* _Written task_: Select, from the data, each line where "JSON" occurs.
··········
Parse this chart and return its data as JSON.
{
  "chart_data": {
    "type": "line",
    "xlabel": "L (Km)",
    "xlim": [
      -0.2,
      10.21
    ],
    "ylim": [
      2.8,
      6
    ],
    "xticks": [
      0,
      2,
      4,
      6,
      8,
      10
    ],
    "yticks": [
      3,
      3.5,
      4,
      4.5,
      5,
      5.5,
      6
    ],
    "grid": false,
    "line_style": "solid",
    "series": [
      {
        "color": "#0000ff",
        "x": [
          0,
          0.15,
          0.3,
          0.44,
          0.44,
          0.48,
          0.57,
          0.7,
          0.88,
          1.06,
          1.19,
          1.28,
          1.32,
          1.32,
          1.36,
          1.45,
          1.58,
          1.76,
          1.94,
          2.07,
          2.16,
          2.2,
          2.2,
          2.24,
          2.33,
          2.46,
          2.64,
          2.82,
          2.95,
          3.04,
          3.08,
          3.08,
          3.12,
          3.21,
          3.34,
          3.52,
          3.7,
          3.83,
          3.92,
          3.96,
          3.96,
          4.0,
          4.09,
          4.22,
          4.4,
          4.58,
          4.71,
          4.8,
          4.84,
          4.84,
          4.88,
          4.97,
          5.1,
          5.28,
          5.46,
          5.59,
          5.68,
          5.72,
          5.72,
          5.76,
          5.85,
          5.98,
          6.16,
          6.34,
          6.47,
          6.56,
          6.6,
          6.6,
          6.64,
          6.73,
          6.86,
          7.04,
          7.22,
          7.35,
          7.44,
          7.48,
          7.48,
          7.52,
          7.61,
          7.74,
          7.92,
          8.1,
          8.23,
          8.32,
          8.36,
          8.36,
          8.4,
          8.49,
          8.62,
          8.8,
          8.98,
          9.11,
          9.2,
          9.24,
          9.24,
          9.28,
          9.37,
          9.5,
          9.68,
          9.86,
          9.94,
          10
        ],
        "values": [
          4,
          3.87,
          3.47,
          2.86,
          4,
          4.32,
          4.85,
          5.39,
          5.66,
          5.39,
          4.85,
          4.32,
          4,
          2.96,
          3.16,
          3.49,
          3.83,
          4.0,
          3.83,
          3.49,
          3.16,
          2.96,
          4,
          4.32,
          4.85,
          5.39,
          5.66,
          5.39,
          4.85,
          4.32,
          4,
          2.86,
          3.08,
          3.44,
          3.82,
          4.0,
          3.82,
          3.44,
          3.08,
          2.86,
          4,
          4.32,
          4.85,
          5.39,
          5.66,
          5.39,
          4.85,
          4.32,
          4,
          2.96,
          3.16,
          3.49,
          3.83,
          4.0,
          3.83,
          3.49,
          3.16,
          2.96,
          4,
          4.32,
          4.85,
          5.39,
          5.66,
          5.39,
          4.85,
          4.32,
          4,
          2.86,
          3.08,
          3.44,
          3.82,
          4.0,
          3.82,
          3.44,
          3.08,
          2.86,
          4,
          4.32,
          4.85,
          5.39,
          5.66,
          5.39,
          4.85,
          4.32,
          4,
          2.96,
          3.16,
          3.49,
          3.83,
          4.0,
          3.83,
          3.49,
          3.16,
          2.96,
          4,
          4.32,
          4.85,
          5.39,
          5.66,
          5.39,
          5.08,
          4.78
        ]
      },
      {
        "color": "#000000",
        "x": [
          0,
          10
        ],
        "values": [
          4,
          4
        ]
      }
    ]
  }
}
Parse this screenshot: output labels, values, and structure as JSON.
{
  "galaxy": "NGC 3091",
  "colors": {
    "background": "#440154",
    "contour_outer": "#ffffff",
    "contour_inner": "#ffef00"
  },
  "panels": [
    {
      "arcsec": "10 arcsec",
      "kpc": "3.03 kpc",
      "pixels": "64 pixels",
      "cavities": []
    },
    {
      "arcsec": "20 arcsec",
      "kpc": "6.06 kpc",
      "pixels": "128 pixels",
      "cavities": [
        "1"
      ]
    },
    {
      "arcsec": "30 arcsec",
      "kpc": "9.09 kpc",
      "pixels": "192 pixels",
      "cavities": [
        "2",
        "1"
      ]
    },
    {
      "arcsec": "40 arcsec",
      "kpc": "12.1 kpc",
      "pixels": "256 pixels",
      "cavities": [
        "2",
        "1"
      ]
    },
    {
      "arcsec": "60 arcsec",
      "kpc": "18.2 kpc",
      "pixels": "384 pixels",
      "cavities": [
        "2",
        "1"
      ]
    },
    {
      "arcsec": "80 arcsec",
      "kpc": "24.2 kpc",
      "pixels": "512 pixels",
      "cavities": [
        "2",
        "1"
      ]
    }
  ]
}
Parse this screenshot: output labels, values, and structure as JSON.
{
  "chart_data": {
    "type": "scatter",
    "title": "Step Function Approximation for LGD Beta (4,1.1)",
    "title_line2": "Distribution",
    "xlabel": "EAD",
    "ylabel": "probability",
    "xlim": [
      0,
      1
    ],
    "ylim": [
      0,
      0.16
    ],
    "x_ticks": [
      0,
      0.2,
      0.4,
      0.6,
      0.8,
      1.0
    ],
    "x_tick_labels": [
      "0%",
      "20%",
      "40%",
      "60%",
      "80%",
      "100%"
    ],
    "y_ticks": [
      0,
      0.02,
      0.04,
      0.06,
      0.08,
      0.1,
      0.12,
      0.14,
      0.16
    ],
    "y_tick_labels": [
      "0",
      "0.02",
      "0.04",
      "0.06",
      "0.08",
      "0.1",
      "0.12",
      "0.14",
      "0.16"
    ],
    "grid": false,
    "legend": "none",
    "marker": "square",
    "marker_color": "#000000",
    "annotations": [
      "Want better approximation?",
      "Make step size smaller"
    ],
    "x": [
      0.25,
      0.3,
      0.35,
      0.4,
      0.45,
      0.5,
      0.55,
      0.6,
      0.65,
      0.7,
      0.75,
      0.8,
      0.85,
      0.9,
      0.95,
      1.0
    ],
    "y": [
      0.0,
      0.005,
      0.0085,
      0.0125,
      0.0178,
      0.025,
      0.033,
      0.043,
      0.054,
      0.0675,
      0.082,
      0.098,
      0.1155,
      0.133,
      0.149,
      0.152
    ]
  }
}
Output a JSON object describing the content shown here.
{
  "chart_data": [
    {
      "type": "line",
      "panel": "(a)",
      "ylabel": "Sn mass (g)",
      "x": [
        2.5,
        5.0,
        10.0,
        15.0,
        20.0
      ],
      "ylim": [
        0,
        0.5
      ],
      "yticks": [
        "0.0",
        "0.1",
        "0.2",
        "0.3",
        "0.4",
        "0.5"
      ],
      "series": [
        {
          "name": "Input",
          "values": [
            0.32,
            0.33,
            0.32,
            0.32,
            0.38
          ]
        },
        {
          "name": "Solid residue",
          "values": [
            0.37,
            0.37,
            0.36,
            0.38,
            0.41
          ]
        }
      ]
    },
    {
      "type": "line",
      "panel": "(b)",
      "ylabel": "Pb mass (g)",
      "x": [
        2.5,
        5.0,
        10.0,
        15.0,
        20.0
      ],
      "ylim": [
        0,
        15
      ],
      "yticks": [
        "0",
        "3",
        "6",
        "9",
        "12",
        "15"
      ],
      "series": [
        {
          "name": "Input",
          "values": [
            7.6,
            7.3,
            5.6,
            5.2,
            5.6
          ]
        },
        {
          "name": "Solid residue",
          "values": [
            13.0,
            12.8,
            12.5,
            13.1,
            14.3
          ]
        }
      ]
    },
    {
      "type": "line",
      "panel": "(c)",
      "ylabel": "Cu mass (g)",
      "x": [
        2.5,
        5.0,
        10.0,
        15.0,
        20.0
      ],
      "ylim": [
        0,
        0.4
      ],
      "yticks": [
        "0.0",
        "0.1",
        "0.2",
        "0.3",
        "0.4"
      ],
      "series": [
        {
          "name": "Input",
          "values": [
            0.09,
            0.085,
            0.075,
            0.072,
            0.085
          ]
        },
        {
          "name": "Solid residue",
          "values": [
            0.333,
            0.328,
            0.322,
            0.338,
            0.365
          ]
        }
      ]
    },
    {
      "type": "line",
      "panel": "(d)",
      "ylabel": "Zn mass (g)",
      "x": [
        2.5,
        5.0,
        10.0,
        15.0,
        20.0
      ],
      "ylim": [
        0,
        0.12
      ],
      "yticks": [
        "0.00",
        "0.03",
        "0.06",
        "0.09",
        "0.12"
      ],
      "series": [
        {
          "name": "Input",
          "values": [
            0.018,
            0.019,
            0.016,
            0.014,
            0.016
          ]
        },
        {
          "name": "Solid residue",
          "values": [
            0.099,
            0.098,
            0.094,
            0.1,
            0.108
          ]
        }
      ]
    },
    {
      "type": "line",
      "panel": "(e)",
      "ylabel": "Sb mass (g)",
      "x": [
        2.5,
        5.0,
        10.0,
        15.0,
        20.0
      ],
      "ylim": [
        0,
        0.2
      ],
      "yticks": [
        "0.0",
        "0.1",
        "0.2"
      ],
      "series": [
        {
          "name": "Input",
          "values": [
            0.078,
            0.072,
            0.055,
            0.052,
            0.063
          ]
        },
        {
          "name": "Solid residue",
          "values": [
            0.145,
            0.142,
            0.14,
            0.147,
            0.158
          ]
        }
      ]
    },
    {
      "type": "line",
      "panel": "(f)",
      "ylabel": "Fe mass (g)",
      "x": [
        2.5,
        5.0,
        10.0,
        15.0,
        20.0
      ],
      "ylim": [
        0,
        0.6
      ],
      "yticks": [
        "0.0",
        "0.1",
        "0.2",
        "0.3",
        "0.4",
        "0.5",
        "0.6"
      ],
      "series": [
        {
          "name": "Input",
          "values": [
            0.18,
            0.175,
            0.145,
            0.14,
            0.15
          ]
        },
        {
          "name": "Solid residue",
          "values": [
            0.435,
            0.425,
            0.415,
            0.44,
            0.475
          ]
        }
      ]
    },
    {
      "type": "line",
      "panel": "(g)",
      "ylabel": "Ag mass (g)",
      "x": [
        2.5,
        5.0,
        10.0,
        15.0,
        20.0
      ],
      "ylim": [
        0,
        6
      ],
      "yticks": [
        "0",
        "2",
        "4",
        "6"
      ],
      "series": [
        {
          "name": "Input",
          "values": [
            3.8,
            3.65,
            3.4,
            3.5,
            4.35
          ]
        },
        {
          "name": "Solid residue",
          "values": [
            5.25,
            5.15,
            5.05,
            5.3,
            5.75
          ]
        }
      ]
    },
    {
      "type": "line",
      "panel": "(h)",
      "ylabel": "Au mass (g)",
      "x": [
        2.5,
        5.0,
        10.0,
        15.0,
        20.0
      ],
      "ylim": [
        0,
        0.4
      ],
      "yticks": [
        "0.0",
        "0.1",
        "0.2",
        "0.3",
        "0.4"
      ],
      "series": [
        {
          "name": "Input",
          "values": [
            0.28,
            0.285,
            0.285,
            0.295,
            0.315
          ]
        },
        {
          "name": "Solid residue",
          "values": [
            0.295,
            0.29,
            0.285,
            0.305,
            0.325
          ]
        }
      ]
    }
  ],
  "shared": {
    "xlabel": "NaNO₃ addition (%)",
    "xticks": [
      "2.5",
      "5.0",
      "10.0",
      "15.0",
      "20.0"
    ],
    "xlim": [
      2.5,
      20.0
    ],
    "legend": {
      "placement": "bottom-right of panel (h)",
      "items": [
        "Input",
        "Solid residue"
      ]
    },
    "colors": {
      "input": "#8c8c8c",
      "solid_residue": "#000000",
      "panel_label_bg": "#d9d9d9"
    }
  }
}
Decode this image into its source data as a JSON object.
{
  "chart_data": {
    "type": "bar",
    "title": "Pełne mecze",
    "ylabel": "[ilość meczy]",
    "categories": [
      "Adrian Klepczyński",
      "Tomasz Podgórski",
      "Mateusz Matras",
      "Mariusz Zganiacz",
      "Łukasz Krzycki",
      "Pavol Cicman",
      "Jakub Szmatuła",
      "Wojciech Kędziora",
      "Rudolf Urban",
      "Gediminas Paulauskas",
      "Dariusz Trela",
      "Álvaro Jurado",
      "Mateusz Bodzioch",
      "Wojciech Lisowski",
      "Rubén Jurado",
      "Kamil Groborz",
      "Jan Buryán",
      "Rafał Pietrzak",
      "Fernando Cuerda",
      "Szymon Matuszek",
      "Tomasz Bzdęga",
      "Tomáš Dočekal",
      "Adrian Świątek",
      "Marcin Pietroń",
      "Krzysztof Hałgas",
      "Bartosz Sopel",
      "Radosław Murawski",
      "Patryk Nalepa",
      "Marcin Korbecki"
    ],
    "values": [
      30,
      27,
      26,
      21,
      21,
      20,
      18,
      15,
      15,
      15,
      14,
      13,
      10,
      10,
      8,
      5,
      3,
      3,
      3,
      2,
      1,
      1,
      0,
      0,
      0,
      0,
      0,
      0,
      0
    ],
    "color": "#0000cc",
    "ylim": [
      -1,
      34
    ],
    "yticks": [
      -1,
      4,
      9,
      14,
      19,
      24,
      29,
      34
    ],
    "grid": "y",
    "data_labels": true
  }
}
··········
* _Answer to the task_:
Parse this chart and return its data as JSON.
Parse this screenshot: output labels, values, and structure as JSON.
Parse this screenshot: output labels, values, and structure as JSON.
Output a JSON object describing the content shown here.
Decode this image into its source data as a JSON object.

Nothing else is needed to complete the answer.